● Fragmento para leer

.....

Proteger nuestro continente
Fundada en la reconciliación interna, la Unión Europea se ha olvidado de mirar a otras realidades en el mundo. Ahora bien, ninguna comunidad genera un sentimiento de pertenencia si no tiene límites que proteger. La frontera es la libertad en seguridad. En este sentido, debemos revisar el espacio Schengen: todos los que quieran participar en él deberán cumplir una serie de obligaciones de responsabilidad (control riguroso de fronteras) y solidaridad (una misma política de asilo con las mismas reglas de acogida y denegación). Una policía de fronteras común y una Oficina Europea de Asilo, estrictas obligaciones de control y una solidaridad europea a la que contribuyan todos los países bajo la autoridad de un Consejo Europeo de Seguridad Interior. Frente a las migraciones, creo en una Europa que protege a la vez sus valores y sus fronteras.

.....

● Tarea del ejercicio
Extrae, por favor, el pasaje del fragmento sobre las fronteras europeas que comienza con "Proteger nuestro continente" y sigue hasta "y sus fronteras.", copiándolo sin ningún cambio.

.....

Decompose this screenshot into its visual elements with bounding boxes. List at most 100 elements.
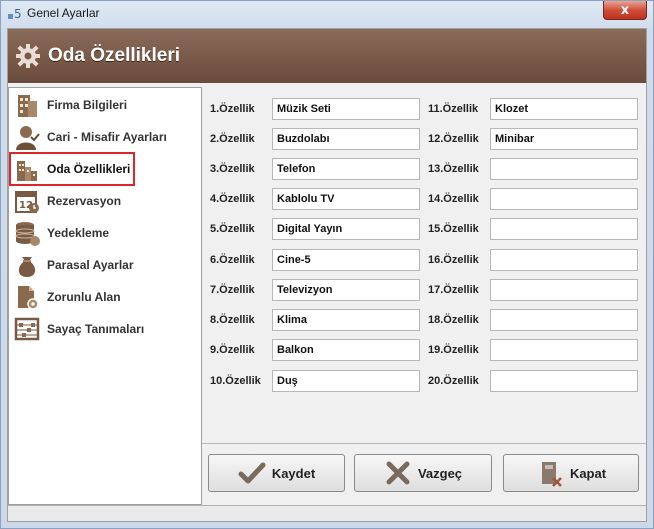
feature-label: 7.Özellik bbox=[210, 284, 255, 296]
feature-input-10[interactable] bbox=[272, 370, 420, 392]
feature-label: 3.Özellik bbox=[210, 163, 255, 175]
feature-input-2[interactable] bbox=[272, 128, 420, 150]
feature-label: 8.Özellik bbox=[210, 314, 255, 326]
city-icon bbox=[17, 161, 37, 181]
close-button-label: Kapat bbox=[569, 465, 607, 481]
save-button[interactable]: Kaydet bbox=[208, 454, 345, 492]
feature-row-13: 13.Özellik bbox=[428, 158, 638, 180]
feature-input-20[interactable] bbox=[490, 370, 638, 392]
close-button[interactable]: Kapat bbox=[503, 454, 639, 492]
client-area: Oda Özellikleri Firma Bilgileri Cari - M… bbox=[7, 28, 647, 522]
sidebar-item-zorunlu-alan[interactable]: Zorunlu Alan bbox=[11, 282, 199, 312]
building-icon bbox=[18, 95, 37, 117]
feature-input-3[interactable] bbox=[272, 158, 420, 180]
gear-icon bbox=[16, 44, 40, 68]
feature-label: 15.Özellik bbox=[428, 223, 479, 235]
feature-row-19: 19.Özellik bbox=[428, 339, 638, 361]
sidebar-item-label: Zorunlu Alan bbox=[47, 290, 121, 304]
abacus-icon bbox=[14, 317, 40, 341]
sidebar-item-label: Cari - Misafir Ayarları bbox=[47, 130, 167, 144]
status-bar bbox=[8, 505, 646, 521]
calendar-icon: 12 bbox=[15, 191, 39, 213]
feature-label: 18.Özellik bbox=[428, 314, 479, 326]
feature-input-16[interactable] bbox=[490, 249, 638, 271]
feature-row-10: 10.Özellik bbox=[210, 370, 420, 392]
sidebar-item-cari-misafir[interactable]: Cari - Misafir Ayarları bbox=[11, 122, 199, 152]
feature-row-18: 18.Özellik bbox=[428, 309, 638, 331]
feature-row-5: 5.Özellik bbox=[210, 218, 420, 240]
feature-row-16: 16.Özellik bbox=[428, 249, 638, 271]
feature-row-15: 15.Özellik bbox=[428, 218, 638, 240]
feature-row-14: 14.Özellik bbox=[428, 188, 638, 210]
sidebar-item-parasal-ayarlar[interactable]: Parasal Ayarlar bbox=[11, 250, 199, 280]
feature-label: 6.Özellik bbox=[210, 254, 255, 266]
sidebar-item-label: Oda Özellikleri bbox=[47, 162, 131, 176]
feature-label: 14.Özellik bbox=[428, 193, 479, 205]
sidebar-item-sayac-tanimalari[interactable]: Sayaç Tanımaları bbox=[11, 314, 199, 344]
app-icon: 5 bbox=[8, 7, 22, 21]
feature-label: 12.Özellik bbox=[428, 133, 479, 145]
cross-icon bbox=[386, 461, 410, 485]
feature-input-18[interactable] bbox=[490, 309, 638, 331]
window-title: Genel Ayarlar bbox=[27, 6, 100, 20]
settings-window: 5 Genel Ayarlar x Oda Özellikleri Firma … bbox=[0, 0, 654, 529]
checkmark-icon bbox=[238, 462, 266, 484]
database-icon bbox=[15, 222, 40, 246]
sidebar-item-yedekleme[interactable]: Yedekleme bbox=[11, 218, 199, 248]
feature-row-7: 7.Özellik bbox=[210, 279, 420, 301]
feature-label: 2.Özellik bbox=[210, 133, 255, 145]
sidebar-item-oda-ozellikleri[interactable]: Oda Özellikleri bbox=[9, 152, 135, 186]
feature-row-8: 8.Özellik bbox=[210, 309, 420, 331]
feature-input-4[interactable] bbox=[272, 188, 420, 210]
sidebar-item-label: Firma Bilgileri bbox=[47, 98, 128, 112]
feature-input-12[interactable] bbox=[490, 128, 638, 150]
sidebar-item-label: Sayaç Tanımaları bbox=[47, 322, 145, 336]
sidebar: Firma Bilgileri Cari - Misafir Ayarları … bbox=[8, 87, 202, 505]
sidebar-item-firma-bilgileri[interactable]: Firma Bilgileri bbox=[11, 90, 199, 120]
cancel-button[interactable]: Vazgeç bbox=[354, 454, 492, 492]
feature-row-1: 1.Özellik bbox=[210, 98, 420, 120]
feature-row-12: 12.Özellik bbox=[428, 128, 638, 150]
exit-door-icon bbox=[541, 462, 562, 487]
feature-input-7[interactable] bbox=[272, 279, 420, 301]
features-form: 1.Özellik 2.Özellik 3.Özellik 4.Özellik … bbox=[202, 87, 646, 447]
window-close-button[interactable]: x bbox=[603, 1, 647, 20]
user-icon bbox=[16, 126, 40, 150]
page-header: Oda Özellikleri bbox=[8, 29, 646, 83]
feature-label: 1.Özellik bbox=[210, 103, 255, 115]
feature-input-1[interactable] bbox=[272, 98, 420, 120]
sidebar-item-label: Yedekleme bbox=[47, 226, 110, 240]
sidebar-item-label: Rezervasyon bbox=[47, 194, 122, 208]
cancel-button-label: Vazgeç bbox=[417, 465, 463, 481]
svg-text:5: 5 bbox=[14, 7, 22, 21]
feature-input-9[interactable] bbox=[272, 339, 420, 361]
title-bar: 5 Genel Ayarlar x bbox=[1, 1, 653, 25]
feature-input-8[interactable] bbox=[272, 309, 420, 331]
feature-row-4: 4.Özellik bbox=[210, 188, 420, 210]
feature-input-6[interactable] bbox=[272, 249, 420, 271]
feature-row-2: 2.Özellik bbox=[210, 128, 420, 150]
feature-label: 9.Özellik bbox=[210, 344, 255, 356]
page-title: Oda Özellikleri bbox=[48, 45, 180, 66]
feature-input-17[interactable] bbox=[490, 279, 638, 301]
feature-label: 5.Özellik bbox=[210, 223, 255, 235]
feature-input-11[interactable] bbox=[490, 98, 638, 120]
feature-label: 10.Özellik bbox=[210, 375, 261, 387]
feature-label: 16.Özellik bbox=[428, 254, 479, 266]
feature-label: 20.Özellik bbox=[428, 375, 479, 387]
feature-row-11: 11.Özellik bbox=[428, 98, 638, 120]
feature-input-5[interactable] bbox=[272, 218, 420, 240]
document-gear-icon bbox=[18, 286, 39, 310]
feature-row-20: 20.Özellik bbox=[428, 370, 638, 392]
feature-input-15[interactable] bbox=[490, 218, 638, 240]
feature-input-19[interactable] bbox=[490, 339, 638, 361]
sidebar-item-label: Parasal Ayarlar bbox=[47, 258, 134, 272]
save-button-label: Kaydet bbox=[271, 465, 316, 481]
feature-label: 17.Özellik bbox=[428, 284, 479, 296]
feature-label: 4.Özellik bbox=[210, 193, 255, 205]
sidebar-item-rezervasyon[interactable]: 12 Rezervasyon bbox=[11, 186, 199, 216]
button-divider bbox=[202, 443, 646, 444]
feature-input-13[interactable] bbox=[490, 158, 638, 180]
feature-input-14[interactable] bbox=[490, 188, 638, 210]
feature-row-17: 17.Özellik bbox=[428, 279, 638, 301]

.....

● Ejercicio resuelto
Proteger nuestro continente
Fundada en la reconciliación interna, la Unión Europea se ha olvidado de mirar a otras realidades en el mundo. Ahora bien, ninguna comunidad genera un sentimiento de pertenencia si no tiene límites que proteger. La frontera es la libertad en seguridad. En este sentido, debemos revisar el espacio Schengen: todos los que quieran participar en él deberán cumplir una serie de obligaciones de responsabilidad (control riguroso de fronteras) y solidaridad (una misma política de asilo con las mismas reglas de acogida y denegación). Una policía de fronteras común y una Oficina Europea de Asilo, estrictas obligaciones de control y una solidaridad europea a la que contribuyan todos los países bajo la autoridad de un Consejo Europeo de Seguridad Interior. Frente a las migraciones, creo en una Europa que protege a la vez sus valores y sus fronteras.